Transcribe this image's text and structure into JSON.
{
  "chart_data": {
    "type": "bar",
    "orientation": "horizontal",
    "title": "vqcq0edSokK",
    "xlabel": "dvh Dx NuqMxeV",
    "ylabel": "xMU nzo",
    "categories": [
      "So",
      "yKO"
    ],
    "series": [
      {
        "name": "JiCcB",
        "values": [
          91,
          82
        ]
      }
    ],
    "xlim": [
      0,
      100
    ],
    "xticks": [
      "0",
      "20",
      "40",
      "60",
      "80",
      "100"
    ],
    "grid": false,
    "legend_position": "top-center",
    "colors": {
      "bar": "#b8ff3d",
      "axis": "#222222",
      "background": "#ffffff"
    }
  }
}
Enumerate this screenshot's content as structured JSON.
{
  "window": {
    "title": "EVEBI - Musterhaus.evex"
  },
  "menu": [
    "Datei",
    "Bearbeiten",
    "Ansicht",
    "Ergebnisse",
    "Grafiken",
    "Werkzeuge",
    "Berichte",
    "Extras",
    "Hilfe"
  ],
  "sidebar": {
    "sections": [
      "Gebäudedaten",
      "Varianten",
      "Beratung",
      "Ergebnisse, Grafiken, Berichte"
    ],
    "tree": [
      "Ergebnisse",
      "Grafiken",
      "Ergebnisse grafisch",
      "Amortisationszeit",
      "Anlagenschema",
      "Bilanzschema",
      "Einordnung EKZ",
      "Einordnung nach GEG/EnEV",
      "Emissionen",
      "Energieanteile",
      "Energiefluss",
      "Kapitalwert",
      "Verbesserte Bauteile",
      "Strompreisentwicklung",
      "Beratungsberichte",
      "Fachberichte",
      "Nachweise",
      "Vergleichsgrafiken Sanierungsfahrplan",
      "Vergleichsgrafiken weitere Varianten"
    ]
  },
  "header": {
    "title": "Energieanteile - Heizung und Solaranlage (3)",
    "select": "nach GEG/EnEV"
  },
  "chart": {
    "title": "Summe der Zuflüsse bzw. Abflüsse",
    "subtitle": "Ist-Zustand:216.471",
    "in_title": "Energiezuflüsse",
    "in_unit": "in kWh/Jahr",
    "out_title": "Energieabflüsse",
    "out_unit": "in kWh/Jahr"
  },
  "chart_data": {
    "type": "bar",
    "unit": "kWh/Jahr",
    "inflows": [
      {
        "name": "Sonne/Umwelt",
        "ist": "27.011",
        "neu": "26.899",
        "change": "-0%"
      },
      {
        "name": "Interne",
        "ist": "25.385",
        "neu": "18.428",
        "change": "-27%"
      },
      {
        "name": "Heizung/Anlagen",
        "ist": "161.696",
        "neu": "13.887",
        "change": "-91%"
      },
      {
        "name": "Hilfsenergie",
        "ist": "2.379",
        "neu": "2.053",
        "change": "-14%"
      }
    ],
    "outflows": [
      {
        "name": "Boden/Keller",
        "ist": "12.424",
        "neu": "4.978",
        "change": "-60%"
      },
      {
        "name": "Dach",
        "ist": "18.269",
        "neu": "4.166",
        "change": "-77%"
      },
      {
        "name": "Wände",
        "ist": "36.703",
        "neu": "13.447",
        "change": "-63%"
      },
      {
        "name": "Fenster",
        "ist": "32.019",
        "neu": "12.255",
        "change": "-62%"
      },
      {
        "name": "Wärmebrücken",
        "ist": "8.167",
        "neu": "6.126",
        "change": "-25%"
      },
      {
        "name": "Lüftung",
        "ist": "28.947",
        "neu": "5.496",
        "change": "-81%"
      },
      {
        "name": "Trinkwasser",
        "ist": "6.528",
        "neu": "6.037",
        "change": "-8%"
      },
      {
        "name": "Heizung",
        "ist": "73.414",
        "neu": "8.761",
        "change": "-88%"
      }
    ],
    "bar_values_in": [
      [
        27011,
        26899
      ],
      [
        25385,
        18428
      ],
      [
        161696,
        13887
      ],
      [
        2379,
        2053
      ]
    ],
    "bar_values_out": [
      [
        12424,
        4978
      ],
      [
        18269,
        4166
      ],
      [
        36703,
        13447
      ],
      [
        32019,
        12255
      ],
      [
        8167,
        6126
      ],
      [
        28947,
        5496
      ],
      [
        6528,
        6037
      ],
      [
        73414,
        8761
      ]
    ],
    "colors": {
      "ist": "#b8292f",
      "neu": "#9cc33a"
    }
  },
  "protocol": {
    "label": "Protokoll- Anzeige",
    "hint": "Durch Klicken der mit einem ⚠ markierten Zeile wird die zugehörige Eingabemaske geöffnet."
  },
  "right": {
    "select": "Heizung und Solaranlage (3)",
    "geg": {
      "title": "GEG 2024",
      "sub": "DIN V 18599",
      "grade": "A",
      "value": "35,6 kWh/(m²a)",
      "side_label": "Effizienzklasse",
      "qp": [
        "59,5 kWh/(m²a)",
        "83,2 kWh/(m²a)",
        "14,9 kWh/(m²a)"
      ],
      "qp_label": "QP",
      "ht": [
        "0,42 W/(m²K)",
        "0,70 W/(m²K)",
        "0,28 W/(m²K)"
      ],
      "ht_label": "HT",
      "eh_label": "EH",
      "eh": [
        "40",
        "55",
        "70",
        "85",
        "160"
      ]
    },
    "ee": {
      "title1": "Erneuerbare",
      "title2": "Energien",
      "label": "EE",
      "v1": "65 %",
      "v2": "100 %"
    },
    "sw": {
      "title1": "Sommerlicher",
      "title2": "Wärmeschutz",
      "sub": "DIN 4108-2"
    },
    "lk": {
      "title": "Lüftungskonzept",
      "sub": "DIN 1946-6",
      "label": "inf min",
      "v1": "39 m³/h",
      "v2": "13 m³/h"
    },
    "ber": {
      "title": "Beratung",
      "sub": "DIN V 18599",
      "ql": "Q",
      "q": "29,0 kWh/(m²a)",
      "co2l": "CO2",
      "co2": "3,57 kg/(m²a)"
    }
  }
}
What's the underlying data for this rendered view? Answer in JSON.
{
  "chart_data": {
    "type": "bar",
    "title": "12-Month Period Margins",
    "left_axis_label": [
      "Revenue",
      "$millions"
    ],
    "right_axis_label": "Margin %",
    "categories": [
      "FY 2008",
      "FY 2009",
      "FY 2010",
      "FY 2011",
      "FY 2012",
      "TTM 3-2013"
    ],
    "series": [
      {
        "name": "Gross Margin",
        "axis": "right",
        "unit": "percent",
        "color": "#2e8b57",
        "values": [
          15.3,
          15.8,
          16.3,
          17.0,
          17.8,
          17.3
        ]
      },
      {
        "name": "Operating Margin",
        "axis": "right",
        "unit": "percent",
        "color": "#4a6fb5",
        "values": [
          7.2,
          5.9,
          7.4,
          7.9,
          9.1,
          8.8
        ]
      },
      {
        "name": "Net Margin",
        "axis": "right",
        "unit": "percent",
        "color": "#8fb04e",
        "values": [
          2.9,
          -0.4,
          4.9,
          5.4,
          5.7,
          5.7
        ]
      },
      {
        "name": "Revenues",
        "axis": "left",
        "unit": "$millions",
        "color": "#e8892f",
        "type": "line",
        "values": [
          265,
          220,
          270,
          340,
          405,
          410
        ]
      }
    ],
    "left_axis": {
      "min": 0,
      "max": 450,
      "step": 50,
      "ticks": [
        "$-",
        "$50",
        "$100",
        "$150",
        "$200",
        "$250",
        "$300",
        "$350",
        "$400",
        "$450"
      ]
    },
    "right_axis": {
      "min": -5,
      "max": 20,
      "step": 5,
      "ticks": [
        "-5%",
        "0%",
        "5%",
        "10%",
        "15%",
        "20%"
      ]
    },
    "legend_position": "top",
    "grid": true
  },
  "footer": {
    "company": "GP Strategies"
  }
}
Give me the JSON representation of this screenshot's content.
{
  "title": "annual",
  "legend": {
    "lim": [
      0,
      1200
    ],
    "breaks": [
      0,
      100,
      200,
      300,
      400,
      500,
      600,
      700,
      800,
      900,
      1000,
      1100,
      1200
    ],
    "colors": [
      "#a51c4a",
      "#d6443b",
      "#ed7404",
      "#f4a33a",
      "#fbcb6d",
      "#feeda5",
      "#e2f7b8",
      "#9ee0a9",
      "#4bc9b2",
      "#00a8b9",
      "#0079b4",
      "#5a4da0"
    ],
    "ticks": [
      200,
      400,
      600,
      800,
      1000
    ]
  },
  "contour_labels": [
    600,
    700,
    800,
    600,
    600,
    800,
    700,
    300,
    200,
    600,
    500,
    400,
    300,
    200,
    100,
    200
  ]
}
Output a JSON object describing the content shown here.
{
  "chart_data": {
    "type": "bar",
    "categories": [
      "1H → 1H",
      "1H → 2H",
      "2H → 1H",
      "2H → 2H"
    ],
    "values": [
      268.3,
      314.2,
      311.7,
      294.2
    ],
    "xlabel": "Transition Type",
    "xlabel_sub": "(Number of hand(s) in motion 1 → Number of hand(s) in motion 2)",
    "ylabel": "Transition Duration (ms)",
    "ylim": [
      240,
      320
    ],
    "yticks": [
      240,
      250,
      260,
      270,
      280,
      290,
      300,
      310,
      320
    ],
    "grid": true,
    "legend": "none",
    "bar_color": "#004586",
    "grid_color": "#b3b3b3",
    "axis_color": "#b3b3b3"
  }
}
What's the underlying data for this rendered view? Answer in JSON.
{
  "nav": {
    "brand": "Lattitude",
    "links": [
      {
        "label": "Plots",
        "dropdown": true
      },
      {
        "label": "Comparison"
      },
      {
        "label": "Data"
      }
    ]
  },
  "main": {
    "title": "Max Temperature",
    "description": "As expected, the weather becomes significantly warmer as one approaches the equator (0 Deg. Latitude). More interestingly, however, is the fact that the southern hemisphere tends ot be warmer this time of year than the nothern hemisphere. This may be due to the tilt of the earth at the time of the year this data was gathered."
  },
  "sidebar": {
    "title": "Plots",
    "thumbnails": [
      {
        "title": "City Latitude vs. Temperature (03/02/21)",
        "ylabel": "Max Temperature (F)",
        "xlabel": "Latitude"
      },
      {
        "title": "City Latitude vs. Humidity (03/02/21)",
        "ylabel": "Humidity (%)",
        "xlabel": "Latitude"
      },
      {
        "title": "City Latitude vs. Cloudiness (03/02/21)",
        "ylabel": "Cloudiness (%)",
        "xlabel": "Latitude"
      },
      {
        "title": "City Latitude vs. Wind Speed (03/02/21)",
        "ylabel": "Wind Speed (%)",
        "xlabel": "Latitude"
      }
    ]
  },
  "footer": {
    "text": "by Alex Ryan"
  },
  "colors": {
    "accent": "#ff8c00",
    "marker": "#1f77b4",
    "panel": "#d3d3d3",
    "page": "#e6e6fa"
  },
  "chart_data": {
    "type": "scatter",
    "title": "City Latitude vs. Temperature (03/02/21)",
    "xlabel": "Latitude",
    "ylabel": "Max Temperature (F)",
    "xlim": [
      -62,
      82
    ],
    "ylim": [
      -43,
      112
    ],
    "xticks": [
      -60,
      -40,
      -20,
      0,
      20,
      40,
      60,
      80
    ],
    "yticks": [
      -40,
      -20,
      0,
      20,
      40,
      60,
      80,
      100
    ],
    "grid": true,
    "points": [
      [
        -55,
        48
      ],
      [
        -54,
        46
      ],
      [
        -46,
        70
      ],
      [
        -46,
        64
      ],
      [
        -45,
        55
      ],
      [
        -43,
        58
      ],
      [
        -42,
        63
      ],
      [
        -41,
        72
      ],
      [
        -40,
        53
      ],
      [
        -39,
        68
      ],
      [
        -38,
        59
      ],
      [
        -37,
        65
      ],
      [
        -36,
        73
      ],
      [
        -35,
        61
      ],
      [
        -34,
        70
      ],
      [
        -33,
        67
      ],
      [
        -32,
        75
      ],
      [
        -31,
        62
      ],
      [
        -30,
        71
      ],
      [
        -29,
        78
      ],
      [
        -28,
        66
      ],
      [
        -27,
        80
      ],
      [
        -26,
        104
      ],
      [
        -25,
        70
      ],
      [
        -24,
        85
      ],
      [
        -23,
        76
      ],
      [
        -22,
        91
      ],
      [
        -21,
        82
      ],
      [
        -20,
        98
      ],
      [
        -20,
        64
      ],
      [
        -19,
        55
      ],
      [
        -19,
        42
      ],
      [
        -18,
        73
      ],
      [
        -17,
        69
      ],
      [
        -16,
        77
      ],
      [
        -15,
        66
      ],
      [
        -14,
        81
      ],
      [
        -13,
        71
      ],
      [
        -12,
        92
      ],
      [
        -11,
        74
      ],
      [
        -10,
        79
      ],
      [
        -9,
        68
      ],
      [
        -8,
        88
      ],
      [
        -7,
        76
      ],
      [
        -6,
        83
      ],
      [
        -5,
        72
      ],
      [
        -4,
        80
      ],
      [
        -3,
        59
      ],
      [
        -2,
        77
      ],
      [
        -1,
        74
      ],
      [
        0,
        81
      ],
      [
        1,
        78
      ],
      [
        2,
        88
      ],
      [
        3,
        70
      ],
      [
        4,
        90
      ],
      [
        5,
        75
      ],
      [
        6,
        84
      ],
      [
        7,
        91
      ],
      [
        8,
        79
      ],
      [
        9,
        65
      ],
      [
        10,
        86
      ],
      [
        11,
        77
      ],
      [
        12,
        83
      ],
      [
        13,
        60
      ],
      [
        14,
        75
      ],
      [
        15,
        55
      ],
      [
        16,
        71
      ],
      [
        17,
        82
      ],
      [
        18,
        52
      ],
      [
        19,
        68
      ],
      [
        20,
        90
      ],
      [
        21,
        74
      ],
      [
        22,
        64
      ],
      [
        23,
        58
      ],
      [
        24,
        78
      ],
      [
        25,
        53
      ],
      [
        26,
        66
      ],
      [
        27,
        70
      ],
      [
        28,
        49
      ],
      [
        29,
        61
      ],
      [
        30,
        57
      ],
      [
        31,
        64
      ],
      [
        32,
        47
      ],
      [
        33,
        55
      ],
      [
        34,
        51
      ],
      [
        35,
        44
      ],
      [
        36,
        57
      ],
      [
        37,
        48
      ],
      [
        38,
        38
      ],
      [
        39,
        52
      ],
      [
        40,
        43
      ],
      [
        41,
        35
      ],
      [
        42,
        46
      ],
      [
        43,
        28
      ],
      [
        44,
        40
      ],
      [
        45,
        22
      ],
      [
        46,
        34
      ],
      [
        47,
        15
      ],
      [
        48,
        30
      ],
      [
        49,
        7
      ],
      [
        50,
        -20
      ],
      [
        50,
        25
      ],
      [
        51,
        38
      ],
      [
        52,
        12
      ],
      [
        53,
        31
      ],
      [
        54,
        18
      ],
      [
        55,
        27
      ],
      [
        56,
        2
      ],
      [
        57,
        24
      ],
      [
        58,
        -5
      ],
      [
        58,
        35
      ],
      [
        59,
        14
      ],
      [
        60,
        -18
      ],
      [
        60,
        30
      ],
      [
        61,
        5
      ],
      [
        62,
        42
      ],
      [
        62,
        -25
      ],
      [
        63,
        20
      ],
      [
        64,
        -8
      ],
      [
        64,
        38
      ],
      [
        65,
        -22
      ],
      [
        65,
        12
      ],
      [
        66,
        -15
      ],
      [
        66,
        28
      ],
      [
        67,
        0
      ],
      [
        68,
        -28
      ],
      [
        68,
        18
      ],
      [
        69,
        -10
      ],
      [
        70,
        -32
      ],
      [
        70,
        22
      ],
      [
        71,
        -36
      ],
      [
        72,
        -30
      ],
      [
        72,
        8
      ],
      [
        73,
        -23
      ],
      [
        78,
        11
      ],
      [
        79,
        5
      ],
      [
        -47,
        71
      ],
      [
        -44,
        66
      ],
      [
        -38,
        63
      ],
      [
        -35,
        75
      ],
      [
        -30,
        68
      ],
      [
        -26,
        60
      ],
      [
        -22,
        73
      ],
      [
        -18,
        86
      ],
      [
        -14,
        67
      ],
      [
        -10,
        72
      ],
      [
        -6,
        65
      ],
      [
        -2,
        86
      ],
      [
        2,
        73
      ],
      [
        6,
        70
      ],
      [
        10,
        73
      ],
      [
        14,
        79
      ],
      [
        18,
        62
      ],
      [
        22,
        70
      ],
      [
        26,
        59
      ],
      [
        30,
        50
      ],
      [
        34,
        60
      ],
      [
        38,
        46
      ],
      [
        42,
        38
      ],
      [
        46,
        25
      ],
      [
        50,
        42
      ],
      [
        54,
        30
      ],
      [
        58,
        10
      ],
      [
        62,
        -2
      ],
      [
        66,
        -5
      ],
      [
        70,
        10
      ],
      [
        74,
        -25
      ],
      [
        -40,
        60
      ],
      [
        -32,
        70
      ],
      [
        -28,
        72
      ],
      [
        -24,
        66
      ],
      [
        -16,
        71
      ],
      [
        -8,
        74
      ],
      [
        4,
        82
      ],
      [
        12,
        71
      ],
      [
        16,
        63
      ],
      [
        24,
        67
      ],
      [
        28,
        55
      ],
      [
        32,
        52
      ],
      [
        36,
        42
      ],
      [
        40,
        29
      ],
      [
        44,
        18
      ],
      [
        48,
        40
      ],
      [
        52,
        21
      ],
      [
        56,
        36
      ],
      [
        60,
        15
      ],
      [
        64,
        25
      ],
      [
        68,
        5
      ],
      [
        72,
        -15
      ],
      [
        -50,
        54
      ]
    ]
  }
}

Required work
What is the number of lines in this listing that contain the word "Vergleichsgrafiken"? Answer with that number and nothing else.

Written solution
2